Document text:
--- START ---
This survey underscores substantial unmet educational needs, both for rehabilitation medicine professionals and for people living with SCI/D. It additionally reveals the specific and legitimate fears experienced by individuals with SCI/D during this pandemic and during disasters. The vulnerabilities of people with disabilities to a lack of care has recently been highlighted [6], and there is a distinct possibility that people with SCI/D and other disabilities may be denied care in times of crises when lawmakers and health care systems determine who will receive limited services [7]. This pandemic highlights the need to advocate for people with SCI/D and other disabilities as we adapt to an increasing worldwide population, climate change, and more frequent zoonoses and disasters. In addition, it emphasizes the need for educational tools for patients and professionals such as those recently created by John Shepherd at University of Toronto and available in multiple languages which discuss issues such as maintaining personal equipment and wheelchair hygiene [8].

These results also demonstrate the widespread and rapid implementation of telemedicine around the world, and a relaxation of privacy rules, at least in the United States, to accomplish this. Telemedicine for people with SCI/D has previously been reviewed [9] and has many advantages including saving travel time, limiting the costs of medical transportation, serving as an environmentally sound form of health care, and limiting the spread of infection to a potentially vulnerable population. Case reports have also demonstrated the utility of telemedicine to monitor and adjust home therapy regimens to maintain and improve functional potential [10]. We anticipate that the use of telerehabilitation and telemedicine for people with SCI/D will persist after this pandemic.
--- END ---
Given data:
--- START ---
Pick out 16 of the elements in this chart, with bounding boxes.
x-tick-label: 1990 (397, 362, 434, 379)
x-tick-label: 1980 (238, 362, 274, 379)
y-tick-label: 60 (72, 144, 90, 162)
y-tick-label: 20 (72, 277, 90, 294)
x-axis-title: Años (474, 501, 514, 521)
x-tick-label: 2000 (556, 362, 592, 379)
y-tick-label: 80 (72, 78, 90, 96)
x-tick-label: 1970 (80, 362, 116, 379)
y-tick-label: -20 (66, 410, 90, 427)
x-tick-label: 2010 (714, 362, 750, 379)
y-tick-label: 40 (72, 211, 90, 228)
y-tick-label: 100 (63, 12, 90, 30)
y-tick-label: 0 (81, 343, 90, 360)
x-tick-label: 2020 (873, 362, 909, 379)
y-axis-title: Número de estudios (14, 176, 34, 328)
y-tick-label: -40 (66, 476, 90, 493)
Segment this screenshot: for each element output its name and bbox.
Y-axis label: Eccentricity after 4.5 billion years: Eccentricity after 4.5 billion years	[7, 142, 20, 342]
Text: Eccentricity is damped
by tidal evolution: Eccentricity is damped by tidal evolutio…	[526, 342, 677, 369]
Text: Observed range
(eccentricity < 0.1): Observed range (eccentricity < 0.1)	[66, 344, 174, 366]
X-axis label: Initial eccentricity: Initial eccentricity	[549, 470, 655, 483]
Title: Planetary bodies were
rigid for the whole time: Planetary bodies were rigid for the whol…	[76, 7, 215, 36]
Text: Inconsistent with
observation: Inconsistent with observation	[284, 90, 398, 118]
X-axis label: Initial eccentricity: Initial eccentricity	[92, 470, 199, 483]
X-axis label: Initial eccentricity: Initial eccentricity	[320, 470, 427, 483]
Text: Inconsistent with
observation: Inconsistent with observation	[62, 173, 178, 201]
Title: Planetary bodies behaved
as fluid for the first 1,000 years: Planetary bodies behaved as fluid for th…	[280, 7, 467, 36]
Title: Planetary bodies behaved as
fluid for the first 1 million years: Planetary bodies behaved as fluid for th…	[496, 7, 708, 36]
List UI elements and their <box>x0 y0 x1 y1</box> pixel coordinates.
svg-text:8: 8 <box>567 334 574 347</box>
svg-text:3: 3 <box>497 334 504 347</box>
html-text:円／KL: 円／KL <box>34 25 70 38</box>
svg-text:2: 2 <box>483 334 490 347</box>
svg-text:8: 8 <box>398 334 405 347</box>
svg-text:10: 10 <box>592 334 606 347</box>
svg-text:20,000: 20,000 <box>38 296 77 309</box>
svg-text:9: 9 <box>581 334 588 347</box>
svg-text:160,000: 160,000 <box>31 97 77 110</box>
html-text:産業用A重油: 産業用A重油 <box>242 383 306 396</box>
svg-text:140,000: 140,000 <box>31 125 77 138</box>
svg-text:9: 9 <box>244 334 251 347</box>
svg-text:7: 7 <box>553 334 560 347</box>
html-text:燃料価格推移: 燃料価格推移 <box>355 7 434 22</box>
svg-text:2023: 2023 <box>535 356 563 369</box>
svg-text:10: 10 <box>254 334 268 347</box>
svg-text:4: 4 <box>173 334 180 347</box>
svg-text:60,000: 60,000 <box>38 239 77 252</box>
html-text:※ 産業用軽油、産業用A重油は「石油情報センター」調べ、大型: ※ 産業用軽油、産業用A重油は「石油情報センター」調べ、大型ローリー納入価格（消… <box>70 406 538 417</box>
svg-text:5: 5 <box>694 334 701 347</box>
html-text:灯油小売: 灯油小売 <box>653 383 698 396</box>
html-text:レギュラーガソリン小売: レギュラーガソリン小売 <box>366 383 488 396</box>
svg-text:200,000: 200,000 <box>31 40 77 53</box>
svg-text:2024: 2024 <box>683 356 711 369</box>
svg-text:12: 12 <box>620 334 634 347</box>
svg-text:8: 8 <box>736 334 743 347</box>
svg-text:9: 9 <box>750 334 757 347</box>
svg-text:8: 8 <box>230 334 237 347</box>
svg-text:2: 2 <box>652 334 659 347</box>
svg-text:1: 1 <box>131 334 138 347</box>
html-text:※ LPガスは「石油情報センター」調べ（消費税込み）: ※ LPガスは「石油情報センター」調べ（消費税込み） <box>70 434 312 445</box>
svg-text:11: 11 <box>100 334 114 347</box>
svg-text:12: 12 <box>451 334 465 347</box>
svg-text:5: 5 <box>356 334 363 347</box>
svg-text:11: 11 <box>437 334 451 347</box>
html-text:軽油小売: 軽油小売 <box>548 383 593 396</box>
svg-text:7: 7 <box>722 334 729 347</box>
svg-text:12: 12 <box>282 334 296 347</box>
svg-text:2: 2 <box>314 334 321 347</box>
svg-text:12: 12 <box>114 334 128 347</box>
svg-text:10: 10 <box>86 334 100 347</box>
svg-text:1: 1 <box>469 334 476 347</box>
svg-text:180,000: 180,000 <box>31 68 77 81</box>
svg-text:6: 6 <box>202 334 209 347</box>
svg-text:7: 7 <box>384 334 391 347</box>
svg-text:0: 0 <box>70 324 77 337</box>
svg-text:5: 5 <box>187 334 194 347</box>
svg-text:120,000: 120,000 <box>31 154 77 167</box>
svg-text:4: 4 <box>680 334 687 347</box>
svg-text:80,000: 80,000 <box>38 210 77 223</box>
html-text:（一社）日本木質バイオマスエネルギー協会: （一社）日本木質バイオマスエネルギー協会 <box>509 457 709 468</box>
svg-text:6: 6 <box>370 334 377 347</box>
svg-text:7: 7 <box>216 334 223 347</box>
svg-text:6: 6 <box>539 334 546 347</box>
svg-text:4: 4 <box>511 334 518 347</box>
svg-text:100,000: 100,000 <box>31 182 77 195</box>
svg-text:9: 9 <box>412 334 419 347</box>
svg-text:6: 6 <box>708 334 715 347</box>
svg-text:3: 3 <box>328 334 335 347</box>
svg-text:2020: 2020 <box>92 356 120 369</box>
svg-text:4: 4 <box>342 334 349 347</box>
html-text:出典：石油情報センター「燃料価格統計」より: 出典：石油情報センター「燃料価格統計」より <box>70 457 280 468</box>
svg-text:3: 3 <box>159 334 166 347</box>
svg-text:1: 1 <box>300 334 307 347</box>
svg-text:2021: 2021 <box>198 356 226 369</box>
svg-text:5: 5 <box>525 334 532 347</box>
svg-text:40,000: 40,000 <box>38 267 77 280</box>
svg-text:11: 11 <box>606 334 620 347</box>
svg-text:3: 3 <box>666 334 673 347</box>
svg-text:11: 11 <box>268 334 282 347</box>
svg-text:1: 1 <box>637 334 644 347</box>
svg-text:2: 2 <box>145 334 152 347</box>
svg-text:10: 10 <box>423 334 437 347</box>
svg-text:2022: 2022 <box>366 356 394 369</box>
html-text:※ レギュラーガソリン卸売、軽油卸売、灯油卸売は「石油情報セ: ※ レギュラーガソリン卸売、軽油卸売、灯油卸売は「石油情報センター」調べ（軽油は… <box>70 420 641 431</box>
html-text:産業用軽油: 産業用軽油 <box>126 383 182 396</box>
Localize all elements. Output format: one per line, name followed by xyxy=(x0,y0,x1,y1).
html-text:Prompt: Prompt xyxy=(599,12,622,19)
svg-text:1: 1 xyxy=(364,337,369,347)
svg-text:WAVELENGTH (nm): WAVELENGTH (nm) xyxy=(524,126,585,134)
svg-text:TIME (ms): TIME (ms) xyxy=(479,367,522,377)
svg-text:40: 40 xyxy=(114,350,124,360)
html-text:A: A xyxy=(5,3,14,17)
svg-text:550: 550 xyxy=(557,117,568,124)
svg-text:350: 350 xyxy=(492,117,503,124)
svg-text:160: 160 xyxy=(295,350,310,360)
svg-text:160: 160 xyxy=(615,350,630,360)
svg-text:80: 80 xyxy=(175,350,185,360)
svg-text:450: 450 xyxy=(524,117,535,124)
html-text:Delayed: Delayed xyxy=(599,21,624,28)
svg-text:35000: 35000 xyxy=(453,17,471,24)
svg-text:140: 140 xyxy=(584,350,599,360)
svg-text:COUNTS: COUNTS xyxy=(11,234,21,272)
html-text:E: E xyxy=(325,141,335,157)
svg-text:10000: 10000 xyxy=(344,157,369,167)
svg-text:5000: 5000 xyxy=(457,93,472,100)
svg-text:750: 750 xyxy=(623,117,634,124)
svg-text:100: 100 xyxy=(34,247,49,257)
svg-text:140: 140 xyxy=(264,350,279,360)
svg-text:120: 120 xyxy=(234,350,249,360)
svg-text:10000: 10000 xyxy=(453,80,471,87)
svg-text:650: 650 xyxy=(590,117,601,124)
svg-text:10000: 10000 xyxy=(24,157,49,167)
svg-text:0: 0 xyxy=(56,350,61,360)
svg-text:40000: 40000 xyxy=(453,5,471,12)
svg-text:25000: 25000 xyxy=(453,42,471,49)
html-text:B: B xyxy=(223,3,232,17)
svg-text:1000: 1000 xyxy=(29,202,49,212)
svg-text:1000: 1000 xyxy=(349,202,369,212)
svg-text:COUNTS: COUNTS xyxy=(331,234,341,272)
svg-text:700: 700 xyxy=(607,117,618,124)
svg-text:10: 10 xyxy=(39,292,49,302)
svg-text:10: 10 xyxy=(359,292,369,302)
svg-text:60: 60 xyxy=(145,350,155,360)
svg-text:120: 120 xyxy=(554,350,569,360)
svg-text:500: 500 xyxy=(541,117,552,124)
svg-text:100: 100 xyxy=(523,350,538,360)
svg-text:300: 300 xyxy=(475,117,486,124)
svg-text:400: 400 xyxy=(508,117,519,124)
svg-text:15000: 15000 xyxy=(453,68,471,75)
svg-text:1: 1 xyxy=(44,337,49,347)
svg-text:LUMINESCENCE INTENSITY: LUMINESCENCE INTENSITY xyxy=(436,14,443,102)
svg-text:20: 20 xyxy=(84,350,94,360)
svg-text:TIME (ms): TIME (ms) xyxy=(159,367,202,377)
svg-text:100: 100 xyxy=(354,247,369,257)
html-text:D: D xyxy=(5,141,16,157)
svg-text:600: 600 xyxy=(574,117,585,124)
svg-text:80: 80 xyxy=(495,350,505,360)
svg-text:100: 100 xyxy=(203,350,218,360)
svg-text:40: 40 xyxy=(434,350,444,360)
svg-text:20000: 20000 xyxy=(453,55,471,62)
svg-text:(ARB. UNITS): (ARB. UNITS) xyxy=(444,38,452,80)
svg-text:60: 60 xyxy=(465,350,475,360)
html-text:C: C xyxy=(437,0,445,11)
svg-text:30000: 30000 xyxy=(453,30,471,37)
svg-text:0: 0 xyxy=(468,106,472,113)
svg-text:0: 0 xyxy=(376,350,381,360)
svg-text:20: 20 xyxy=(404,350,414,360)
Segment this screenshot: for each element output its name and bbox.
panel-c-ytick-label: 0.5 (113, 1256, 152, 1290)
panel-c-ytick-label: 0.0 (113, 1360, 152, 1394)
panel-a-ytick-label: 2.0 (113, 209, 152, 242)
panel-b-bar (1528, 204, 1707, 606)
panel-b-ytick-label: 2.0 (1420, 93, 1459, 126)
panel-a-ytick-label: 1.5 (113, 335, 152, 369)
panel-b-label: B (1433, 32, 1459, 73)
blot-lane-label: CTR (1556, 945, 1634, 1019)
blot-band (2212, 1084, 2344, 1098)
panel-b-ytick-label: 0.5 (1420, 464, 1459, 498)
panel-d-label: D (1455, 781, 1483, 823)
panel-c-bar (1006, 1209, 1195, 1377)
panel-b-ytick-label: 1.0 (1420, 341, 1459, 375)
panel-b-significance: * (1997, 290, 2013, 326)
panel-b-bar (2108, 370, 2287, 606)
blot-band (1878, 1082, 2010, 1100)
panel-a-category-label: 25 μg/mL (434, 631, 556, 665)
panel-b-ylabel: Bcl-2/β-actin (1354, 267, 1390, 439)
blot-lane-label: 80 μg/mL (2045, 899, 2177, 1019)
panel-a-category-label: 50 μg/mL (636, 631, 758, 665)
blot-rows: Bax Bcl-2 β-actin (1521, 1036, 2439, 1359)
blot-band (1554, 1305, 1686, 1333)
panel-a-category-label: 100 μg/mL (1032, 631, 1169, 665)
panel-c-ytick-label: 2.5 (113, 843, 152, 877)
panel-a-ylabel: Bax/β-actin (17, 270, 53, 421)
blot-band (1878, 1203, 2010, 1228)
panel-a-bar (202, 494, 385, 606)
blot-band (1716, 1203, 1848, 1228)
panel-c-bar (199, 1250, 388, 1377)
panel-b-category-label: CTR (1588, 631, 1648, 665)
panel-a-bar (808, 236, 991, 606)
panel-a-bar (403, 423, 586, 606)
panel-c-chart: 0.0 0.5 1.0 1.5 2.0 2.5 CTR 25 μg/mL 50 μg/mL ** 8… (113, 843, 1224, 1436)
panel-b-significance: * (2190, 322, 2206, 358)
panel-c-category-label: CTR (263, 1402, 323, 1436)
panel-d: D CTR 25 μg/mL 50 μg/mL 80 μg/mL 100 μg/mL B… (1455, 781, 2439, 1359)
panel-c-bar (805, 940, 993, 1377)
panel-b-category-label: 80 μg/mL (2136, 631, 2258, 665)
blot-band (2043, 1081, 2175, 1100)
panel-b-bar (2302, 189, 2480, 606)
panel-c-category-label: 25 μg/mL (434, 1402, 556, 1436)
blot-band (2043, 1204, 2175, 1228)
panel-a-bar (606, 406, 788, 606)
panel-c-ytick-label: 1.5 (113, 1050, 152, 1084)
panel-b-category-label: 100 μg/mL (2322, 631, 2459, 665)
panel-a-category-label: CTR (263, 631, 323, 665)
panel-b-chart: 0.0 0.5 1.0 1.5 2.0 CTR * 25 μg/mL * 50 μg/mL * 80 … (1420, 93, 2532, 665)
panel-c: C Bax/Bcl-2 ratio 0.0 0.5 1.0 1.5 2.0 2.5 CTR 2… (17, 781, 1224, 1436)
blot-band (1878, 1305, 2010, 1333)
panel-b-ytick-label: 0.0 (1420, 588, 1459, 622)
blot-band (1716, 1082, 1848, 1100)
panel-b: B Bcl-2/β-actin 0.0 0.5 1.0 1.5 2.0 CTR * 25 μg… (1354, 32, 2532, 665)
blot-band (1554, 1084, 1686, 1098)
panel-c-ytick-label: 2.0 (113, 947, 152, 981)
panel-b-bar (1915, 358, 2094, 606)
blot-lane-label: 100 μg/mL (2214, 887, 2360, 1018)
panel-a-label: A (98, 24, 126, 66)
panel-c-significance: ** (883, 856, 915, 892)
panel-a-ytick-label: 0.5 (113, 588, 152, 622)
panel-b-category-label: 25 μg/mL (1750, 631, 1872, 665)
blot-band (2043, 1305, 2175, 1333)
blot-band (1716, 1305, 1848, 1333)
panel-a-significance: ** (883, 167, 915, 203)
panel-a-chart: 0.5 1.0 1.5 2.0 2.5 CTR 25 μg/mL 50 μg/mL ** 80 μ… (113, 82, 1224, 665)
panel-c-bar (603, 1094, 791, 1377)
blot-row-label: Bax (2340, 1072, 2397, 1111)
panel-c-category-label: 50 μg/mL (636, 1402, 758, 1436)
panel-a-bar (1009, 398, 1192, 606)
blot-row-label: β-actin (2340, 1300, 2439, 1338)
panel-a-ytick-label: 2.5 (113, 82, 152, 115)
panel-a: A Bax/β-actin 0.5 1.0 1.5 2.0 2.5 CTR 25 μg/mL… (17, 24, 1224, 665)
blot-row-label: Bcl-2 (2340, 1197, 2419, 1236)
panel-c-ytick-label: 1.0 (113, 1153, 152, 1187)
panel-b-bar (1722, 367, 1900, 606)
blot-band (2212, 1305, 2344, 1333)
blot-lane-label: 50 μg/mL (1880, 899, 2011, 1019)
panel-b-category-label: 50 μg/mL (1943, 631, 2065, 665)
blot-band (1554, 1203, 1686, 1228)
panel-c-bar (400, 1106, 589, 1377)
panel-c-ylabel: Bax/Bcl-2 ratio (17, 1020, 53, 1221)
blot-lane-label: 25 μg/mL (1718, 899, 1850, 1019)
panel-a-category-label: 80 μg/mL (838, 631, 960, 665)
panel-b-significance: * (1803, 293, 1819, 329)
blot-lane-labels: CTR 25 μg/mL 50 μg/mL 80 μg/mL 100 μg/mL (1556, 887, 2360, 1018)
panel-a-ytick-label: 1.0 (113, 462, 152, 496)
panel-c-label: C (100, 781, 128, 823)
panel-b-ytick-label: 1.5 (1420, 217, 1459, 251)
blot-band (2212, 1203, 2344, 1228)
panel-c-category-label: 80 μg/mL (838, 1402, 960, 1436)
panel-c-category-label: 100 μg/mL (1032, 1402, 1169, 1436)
--- END ---
Problem:
Can you transcribe the text on the SCI/D survey between "These results also" and "after this pandemic.", inclusive, word for word?

Result below:
These results also demonstrate the widespread and rapid implementation of telemedicine around the world, and a relaxation of privacy rules, at least in the United States, to accomplish this. Telemedicine for people with SCI/D has previously been reviewed [9] and has many advantages including saving travel time, limiting the costs of medical transportation, serving as an environmentally sound form of health care, and limiting the spread of infection to a potentially vulnerable population. Case reports have also demonstrated the utility of telemedicine to monitor and adjust home therapy regimens to maintain and improve functional potential [10]. We anticipate that the use of telerehabilitation and telemedicine for people with SCI/D will persist after this pandemic.